**GOAL**
Quote the listing below line for line, with every character and number unchanged.

**DATA FOR PROCESSING**
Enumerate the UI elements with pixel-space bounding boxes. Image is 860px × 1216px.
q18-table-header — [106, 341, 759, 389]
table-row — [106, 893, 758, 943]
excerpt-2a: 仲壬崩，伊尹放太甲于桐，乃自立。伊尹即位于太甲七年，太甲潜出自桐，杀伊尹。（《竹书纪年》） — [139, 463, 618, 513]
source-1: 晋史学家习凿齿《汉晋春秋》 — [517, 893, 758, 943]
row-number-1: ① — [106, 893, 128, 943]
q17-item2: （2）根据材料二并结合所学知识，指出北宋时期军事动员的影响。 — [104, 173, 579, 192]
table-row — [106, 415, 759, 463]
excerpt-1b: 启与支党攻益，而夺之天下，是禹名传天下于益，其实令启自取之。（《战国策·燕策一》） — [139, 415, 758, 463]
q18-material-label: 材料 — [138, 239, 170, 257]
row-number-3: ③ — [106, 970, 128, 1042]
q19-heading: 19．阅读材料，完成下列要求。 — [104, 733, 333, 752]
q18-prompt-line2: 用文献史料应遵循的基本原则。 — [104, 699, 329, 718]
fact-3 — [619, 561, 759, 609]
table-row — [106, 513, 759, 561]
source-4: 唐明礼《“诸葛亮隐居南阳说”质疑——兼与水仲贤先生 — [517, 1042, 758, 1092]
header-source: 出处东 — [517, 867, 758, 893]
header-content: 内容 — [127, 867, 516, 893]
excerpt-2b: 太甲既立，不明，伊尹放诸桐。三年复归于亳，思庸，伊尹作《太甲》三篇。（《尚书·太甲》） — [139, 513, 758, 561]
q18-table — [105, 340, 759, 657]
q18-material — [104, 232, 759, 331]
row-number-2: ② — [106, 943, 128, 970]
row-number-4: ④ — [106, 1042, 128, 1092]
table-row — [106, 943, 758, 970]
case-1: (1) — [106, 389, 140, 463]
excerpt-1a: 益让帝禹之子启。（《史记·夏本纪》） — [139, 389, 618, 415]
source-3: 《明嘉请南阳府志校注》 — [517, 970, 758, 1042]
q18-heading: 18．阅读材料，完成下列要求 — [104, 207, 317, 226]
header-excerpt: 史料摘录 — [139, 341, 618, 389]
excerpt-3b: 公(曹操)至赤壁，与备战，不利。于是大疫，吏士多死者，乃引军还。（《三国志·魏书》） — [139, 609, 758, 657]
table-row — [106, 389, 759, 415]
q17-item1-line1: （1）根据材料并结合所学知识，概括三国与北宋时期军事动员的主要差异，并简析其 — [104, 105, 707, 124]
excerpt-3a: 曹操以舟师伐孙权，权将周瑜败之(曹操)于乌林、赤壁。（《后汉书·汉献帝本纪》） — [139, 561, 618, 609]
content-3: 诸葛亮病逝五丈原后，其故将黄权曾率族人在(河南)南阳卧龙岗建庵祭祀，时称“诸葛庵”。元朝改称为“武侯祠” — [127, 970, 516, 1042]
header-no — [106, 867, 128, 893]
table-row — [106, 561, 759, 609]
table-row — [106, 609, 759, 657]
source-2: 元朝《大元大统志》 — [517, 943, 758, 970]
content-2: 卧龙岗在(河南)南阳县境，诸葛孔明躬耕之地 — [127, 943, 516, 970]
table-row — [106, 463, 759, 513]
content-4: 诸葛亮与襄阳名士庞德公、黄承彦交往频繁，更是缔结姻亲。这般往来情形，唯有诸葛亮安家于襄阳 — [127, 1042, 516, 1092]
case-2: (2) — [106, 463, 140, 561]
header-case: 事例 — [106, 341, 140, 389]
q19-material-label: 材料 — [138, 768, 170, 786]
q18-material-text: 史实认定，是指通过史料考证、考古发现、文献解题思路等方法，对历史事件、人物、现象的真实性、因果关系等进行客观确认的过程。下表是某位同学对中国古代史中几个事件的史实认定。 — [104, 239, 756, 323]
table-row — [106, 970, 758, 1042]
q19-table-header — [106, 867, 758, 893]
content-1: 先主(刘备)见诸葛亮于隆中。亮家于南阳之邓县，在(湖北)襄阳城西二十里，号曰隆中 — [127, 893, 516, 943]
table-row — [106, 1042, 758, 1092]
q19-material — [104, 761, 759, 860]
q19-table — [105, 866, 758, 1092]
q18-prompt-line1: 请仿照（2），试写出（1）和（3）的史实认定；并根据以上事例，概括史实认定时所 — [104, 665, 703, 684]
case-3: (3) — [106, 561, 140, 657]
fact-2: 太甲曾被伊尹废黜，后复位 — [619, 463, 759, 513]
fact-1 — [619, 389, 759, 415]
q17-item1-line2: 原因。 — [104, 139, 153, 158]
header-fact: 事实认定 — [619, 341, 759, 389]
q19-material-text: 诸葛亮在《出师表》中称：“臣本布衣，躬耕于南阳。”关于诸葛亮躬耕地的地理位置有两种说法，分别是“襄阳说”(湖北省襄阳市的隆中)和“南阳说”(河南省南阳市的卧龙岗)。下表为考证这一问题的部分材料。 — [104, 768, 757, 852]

**WORKED ANSWER**
Enumerate the UI elements with pixel-space bounding boxes. Image is 860px × 1216px.
q18-table-header — [106, 341, 759, 389]
table-row — [106, 893, 758, 943]
excerpt-2a: 仲壬崩，伊尹放太甲于桐，乃自立。伊尹即位于太甲七年，太甲潜出自桐，杀伊尹。（《竹书纪年》） — [139, 463, 618, 513]
source-1: 晋史学家习凿齿《汉晋春秋》 — [517, 893, 758, 943]
row-number-1: ① — [106, 893, 128, 943]
q17-item2: （2）根据材料二并结合所学知识，指出北宋时期军事动员的影响。 — [104, 173, 579, 192]
table-row — [106, 415, 759, 463]
excerpt-1b: 启与支党攻益，而夺之天下，是禹名传天下于益，其实令启自取之。（《战国策·燕策一》） — [139, 415, 758, 463]
q18-material-label: 材料 — [138, 239, 170, 257]
row-number-3: ③ — [106, 970, 128, 1042]
q19-heading: 19．阅读材料，完成下列要求。 — [104, 733, 333, 752]
q18-prompt-line2: 用文献史料应遵循的基本原则。 — [104, 699, 329, 718]
fact-3 — [619, 561, 759, 609]
table-row — [106, 513, 759, 561]
source-4: 唐明礼《“诸葛亮隐居南阳说”质疑——兼与水仲贤先生 — [517, 1042, 758, 1092]
header-source: 出处东 — [517, 867, 758, 893]
header-content: 内容 — [127, 867, 516, 893]
excerpt-2b: 太甲既立，不明，伊尹放诸桐。三年复归于亳，思庸，伊尹作《太甲》三篇。（《尚书·太甲》） — [139, 513, 758, 561]
q18-table — [105, 340, 759, 657]
q18-material — [104, 232, 759, 331]
row-number-2: ② — [106, 943, 128, 970]
row-number-4: ④ — [106, 1042, 128, 1092]
table-row — [106, 943, 758, 970]
case-1: (1) — [106, 389, 140, 463]
excerpt-1a: 益让帝禹之子启。（《史记·夏本纪》） — [139, 389, 618, 415]
source-3: 《明嘉请南阳府志校注》 — [517, 970, 758, 1042]
q18-heading: 18．阅读材料，完成下列要求 — [104, 207, 317, 226]
header-excerpt: 史料摘录 — [139, 341, 618, 389]
excerpt-3b: 公(曹操)至赤壁，与备战，不利。于是大疫，吏士多死者，乃引军还。（《三国志·魏书》） — [139, 609, 758, 657]
table-row — [106, 389, 759, 415]
q17-item1-line1: （1）根据材料并结合所学知识，概括三国与北宋时期军事动员的主要差异，并简析其 — [104, 105, 707, 124]
excerpt-3a: 曹操以舟师伐孙权，权将周瑜败之(曹操)于乌林、赤壁。（《后汉书·汉献帝本纪》） — [139, 561, 618, 609]
content-3: 诸葛亮病逝五丈原后，其故将黄权曾率族人在(河南)南阳卧龙岗建庵祭祀，时称“诸葛庵”。元朝改称为“武侯祠” — [127, 970, 516, 1042]
header-no — [106, 867, 128, 893]
table-row — [106, 561, 759, 609]
table-row — [106, 609, 759, 657]
source-2: 元朝《大元大统志》 — [517, 943, 758, 970]
content-2: 卧龙岗在(河南)南阳县境，诸葛孔明躬耕之地 — [127, 943, 516, 970]
table-row — [106, 463, 759, 513]
content-4: 诸葛亮与襄阳名士庞德公、黄承彦交往频繁，更是缔结姻亲。这般往来情形，唯有诸葛亮安家于襄阳 — [127, 1042, 516, 1092]
case-2: (2) — [106, 463, 140, 561]
header-case: 事例 — [106, 341, 140, 389]
q19-material-label: 材料 — [138, 768, 170, 786]
q18-material-text: 史实认定，是指通过史料考证、考古发现、文献解题思路等方法，对历史事件、人物、现象的真实性、因果关系等进行客观确认的过程。下表是某位同学对中国古代史中几个事件的史实认定。 — [104, 239, 756, 323]
table-row — [106, 970, 758, 1042]
q19-table-header — [106, 867, 758, 893]
content-1: 先主(刘备)见诸葛亮于隆中。亮家于南阳之邓县，在(湖北)襄阳城西二十里，号曰隆中 — [127, 893, 516, 943]
table-row — [106, 1042, 758, 1092]
q19-material — [104, 761, 759, 860]
q19-table — [105, 866, 758, 1092]
q18-prompt-line1: 请仿照（2），试写出（1）和（3）的史实认定；并根据以上事例，概括史实认定时所 — [104, 665, 703, 684]
case-3: (3) — [106, 561, 140, 657]
fact-2: 太甲曾被伊尹废黜，后复位 — [619, 463, 759, 513]
fact-1 — [619, 389, 759, 415]
q17-item1-line2: 原因。 — [104, 139, 153, 158]
header-fact: 事实认定 — [619, 341, 759, 389]
q19-material-text: 诸葛亮在《出师表》中称：“臣本布衣，躬耕于南阳。”关于诸葛亮躬耕地的地理位置有两种说法，分别是“襄阳说”(湖北省襄阳市的隆中)和“南阳说”(河南省南阳市的卧龙岗)。下表为考证这一问题的部分材料。 — [104, 768, 757, 852]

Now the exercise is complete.